▶ YOUR INSTRUCTIONS
Copy all of the material below exactly.

### RECORD EXCERPTS ###

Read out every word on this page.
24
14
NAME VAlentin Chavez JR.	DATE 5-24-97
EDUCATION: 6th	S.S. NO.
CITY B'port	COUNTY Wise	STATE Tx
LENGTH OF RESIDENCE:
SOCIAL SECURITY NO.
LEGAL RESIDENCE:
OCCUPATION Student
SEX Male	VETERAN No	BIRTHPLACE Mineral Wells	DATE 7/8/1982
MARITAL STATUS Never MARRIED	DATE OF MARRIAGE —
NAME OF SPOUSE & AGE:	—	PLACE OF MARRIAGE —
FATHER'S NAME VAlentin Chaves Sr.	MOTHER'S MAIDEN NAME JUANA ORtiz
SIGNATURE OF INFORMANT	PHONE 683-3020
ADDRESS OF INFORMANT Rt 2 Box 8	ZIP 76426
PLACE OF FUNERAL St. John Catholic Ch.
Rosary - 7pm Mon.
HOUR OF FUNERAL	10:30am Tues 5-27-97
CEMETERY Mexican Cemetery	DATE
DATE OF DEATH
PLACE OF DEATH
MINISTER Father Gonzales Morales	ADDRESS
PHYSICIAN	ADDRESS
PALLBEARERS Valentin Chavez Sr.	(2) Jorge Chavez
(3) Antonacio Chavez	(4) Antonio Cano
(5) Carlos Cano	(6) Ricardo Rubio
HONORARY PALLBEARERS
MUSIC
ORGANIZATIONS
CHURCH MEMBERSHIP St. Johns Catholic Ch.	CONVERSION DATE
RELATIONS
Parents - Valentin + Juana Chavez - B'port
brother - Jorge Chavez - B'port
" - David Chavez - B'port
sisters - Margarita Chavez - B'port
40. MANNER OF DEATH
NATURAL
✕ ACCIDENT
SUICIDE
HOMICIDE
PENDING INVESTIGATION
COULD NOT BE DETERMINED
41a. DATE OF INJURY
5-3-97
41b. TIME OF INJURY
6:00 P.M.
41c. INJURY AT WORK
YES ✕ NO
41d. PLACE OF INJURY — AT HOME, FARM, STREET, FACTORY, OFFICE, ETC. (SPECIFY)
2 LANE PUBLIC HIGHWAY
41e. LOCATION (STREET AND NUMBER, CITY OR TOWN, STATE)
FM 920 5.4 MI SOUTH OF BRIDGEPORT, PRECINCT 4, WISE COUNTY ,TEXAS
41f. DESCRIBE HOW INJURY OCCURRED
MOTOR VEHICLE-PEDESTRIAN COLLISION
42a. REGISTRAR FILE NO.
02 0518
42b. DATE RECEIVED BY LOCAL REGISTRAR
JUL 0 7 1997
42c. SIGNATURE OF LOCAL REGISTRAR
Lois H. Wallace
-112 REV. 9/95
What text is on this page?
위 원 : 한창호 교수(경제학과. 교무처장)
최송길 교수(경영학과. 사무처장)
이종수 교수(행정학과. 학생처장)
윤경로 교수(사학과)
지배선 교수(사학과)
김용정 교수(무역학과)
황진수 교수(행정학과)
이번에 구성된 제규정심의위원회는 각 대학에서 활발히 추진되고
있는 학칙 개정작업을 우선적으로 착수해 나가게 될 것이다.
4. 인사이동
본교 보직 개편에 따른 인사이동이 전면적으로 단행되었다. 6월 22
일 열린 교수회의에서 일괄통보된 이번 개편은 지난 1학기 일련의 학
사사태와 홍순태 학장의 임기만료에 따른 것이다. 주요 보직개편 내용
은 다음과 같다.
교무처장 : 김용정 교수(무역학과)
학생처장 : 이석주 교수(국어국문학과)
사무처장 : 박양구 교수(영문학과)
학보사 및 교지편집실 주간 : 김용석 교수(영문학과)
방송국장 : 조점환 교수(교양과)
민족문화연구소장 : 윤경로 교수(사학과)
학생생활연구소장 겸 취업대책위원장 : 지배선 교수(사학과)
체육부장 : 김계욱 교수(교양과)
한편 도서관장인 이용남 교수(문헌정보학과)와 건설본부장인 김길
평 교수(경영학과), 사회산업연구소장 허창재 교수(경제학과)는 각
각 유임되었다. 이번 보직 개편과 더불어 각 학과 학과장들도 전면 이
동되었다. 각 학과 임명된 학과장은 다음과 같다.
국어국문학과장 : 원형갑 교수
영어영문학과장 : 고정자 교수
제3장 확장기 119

###

▶ FINISHED ANSWER
Read out every word on this page.
24
14
NAME VAlentin Chavez JR.	DATE 5-24-97
EDUCATION: 6th	S.S. NO.
CITY B'port	COUNTY Wise	STATE Tx
LENGTH OF RESIDENCE:
SOCIAL SECURITY NO.
LEGAL RESIDENCE:
OCCUPATION Student
SEX Male	VETERAN No	BIRTHPLACE Mineral Wells	DATE 7/8/1982
MARITAL STATUS Never MARRIED	DATE OF MARRIAGE —
NAME OF SPOUSE & AGE:	—	PLACE OF MARRIAGE —
FATHER'S NAME VAlentin Chaves Sr.	MOTHER'S MAIDEN NAME JUANA ORtiz
SIGNATURE OF INFORMANT	PHONE 683-3020
ADDRESS OF INFORMANT Rt 2 Box 8	ZIP 76426
PLACE OF FUNERAL St. John Catholic Ch.
Rosary - 7pm Mon.
HOUR OF FUNERAL	10:30am Tues 5-27-97
CEMETERY Mexican Cemetery	DATE
DATE OF DEATH
PLACE OF DEATH
MINISTER Father Gonzales Morales	ADDRESS
PHYSICIAN	ADDRESS
PALLBEARERS Valentin Chavez Sr.	(2) Jorge Chavez
(3) Antonacio Chavez	(4) Antonio Cano
(5) Carlos Cano	(6) Ricardo Rubio
HONORARY PALLBEARERS
MUSIC
ORGANIZATIONS
CHURCH MEMBERSHIP St. Johns Catholic Ch.	CONVERSION DATE
RELATIONS
Parents - Valentin + Juana Chavez - B'port
brother - Jorge Chavez - B'port
" - David Chavez - B'port
sisters - Margarita Chavez - B'port
40. MANNER OF DEATH
NATURAL
✕ ACCIDENT
SUICIDE
HOMICIDE
PENDING INVESTIGATION
COULD NOT BE DETERMINED
41a. DATE OF INJURY
5-3-97
41b. TIME OF INJURY
6:00 P.M.
41c. INJURY AT WORK
YES ✕ NO
41d. PLACE OF INJURY — AT HOME, FARM, STREET, FACTORY, OFFICE, ETC. (SPECIFY)
2 LANE PUBLIC HIGHWAY
41e. LOCATION (STREET AND NUMBER, CITY OR TOWN, STATE)
FM 920 5.4 MI SOUTH OF BRIDGEPORT, PRECINCT 4, WISE COUNTY ,TEXAS
41f. DESCRIBE HOW INJURY OCCURRED
MOTOR VEHICLE-PEDESTRIAN COLLISION
42a. REGISTRAR FILE NO.
02 0518
42b. DATE RECEIVED BY LOCAL REGISTRAR
JUL 0 7 1997
42c. SIGNATURE OF LOCAL REGISTRAR
Lois H. Wallace
-112 REV. 9/95
What text is on this page?
위 원 : 한창호 교수(경제학과. 교무처장)
최송길 교수(경영학과. 사무처장)
이종수 교수(행정학과. 학생처장)
윤경로 교수(사학과)
지배선 교수(사학과)
김용정 교수(무역학과)
황진수 교수(행정학과)
이번에 구성된 제규정심의위원회는 각 대학에서 활발히 추진되고
있는 학칙 개정작업을 우선적으로 착수해 나가게 될 것이다.
4. 인사이동
본교 보직 개편에 따른 인사이동이 전면적으로 단행되었다. 6월 22
일 열린 교수회의에서 일괄통보된 이번 개편은 지난 1학기 일련의 학
사사태와 홍순태 학장의 임기만료에 따른 것이다. 주요 보직개편 내용
은 다음과 같다.
교무처장 : 김용정 교수(무역학과)
학생처장 : 이석주 교수(국어국문학과)
사무처장 : 박양구 교수(영문학과)
학보사 및 교지편집실 주간 : 김용석 교수(영문학과)
방송국장 : 조점환 교수(교양과)
민족문화연구소장 : 윤경로 교수(사학과)
학생생활연구소장 겸 취업대책위원장 : 지배선 교수(사학과)
체육부장 : 김계욱 교수(교양과)
한편 도서관장인 이용남 교수(문헌정보학과)와 건설본부장인 김길
평 교수(경영학과), 사회산업연구소장 허창재 교수(경제학과)는 각
각 유임되었다. 이번 보직 개편과 더불어 각 학과 학과장들도 전면 이
동되었다. 각 학과 임명된 학과장은 다음과 같다.
국어국문학과장 : 원형갑 교수
영어영문학과장 : 고정자 교수
제3장 확장기 119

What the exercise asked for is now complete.